## WORK INSTRUCTIONS
Locate every row below containing the word "divider", matching case exactly, and copy each of those rows.

[Labeled region entries]
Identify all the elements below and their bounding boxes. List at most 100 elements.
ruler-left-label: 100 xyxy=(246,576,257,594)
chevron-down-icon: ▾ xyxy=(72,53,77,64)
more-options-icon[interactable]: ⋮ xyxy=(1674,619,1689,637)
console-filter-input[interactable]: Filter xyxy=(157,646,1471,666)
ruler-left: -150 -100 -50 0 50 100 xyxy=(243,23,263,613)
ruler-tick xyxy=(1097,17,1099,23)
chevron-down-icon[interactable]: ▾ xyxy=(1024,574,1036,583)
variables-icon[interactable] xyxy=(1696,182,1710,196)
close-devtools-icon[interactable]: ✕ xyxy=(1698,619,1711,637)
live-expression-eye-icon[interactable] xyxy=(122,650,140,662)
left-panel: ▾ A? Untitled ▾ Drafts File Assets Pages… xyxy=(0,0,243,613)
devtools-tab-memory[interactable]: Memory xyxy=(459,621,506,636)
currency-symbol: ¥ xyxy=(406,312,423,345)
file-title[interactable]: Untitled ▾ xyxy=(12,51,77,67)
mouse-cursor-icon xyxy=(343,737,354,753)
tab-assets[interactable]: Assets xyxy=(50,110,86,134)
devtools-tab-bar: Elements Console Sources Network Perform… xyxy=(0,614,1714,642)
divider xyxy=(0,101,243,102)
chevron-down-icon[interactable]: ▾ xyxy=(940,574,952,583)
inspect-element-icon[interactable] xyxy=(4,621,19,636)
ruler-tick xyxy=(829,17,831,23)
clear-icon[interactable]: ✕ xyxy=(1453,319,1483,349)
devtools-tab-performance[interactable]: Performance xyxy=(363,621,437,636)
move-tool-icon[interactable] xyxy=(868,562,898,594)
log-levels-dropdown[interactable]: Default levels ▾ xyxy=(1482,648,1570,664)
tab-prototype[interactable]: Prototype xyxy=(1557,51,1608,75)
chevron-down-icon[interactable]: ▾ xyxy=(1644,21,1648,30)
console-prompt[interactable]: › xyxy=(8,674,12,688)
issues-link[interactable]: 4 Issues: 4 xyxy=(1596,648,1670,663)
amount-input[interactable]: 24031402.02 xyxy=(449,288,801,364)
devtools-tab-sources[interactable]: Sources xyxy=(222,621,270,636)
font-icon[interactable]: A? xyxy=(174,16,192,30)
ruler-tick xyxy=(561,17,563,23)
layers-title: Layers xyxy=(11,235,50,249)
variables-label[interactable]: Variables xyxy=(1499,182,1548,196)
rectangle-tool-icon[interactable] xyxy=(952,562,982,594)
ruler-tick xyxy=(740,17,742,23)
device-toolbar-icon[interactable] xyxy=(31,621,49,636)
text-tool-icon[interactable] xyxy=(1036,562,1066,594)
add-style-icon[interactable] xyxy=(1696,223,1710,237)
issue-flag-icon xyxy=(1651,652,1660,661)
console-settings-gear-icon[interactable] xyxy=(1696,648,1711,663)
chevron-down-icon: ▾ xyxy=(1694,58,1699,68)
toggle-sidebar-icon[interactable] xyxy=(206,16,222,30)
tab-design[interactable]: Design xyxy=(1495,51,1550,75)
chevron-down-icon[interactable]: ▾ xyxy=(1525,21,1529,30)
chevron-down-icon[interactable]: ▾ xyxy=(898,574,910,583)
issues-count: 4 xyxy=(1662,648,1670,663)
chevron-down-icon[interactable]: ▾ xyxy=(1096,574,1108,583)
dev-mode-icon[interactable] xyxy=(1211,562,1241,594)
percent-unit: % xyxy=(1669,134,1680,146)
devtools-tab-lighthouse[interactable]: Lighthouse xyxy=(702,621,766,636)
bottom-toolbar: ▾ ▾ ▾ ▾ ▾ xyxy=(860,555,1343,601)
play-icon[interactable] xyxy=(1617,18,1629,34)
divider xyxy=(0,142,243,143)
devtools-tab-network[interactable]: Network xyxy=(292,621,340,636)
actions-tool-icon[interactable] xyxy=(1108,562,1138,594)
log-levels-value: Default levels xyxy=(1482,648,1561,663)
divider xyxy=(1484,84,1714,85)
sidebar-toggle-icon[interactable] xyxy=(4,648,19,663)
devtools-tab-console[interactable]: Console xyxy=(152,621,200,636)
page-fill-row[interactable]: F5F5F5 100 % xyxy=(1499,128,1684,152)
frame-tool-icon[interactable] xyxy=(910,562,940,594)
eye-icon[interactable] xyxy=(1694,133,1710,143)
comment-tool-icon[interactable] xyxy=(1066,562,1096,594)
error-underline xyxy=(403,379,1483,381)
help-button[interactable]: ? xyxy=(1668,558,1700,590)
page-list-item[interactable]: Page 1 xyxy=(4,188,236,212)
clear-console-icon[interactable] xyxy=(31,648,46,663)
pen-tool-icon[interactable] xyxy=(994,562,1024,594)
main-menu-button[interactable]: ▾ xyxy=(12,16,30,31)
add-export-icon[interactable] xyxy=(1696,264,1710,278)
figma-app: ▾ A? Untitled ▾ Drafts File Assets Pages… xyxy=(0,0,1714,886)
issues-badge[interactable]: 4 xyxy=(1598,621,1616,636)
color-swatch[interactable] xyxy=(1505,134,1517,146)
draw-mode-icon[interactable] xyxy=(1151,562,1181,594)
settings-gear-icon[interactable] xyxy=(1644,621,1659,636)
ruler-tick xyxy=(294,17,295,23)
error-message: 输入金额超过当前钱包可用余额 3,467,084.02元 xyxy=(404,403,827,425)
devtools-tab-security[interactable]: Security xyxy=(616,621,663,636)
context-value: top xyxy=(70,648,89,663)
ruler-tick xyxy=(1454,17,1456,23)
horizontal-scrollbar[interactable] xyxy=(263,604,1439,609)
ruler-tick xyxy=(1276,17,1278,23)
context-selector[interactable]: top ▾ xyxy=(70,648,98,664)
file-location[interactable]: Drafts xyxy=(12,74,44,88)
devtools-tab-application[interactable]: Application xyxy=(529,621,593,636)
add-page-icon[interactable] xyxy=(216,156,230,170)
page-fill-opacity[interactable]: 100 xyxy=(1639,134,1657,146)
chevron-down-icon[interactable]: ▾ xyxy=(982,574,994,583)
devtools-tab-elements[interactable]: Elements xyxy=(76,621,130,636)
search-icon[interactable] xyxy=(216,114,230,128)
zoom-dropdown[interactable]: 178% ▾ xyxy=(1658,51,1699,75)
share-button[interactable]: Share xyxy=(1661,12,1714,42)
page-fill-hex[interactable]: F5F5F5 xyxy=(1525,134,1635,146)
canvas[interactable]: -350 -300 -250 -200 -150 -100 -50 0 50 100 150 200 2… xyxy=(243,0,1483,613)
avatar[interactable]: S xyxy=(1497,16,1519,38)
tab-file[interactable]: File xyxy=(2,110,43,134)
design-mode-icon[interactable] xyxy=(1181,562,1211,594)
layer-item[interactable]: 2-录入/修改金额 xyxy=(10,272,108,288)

## TASK RESULT
divider xyxy=(0,101,243,102)
divider xyxy=(0,142,243,143)
divider xyxy=(1484,84,1714,85)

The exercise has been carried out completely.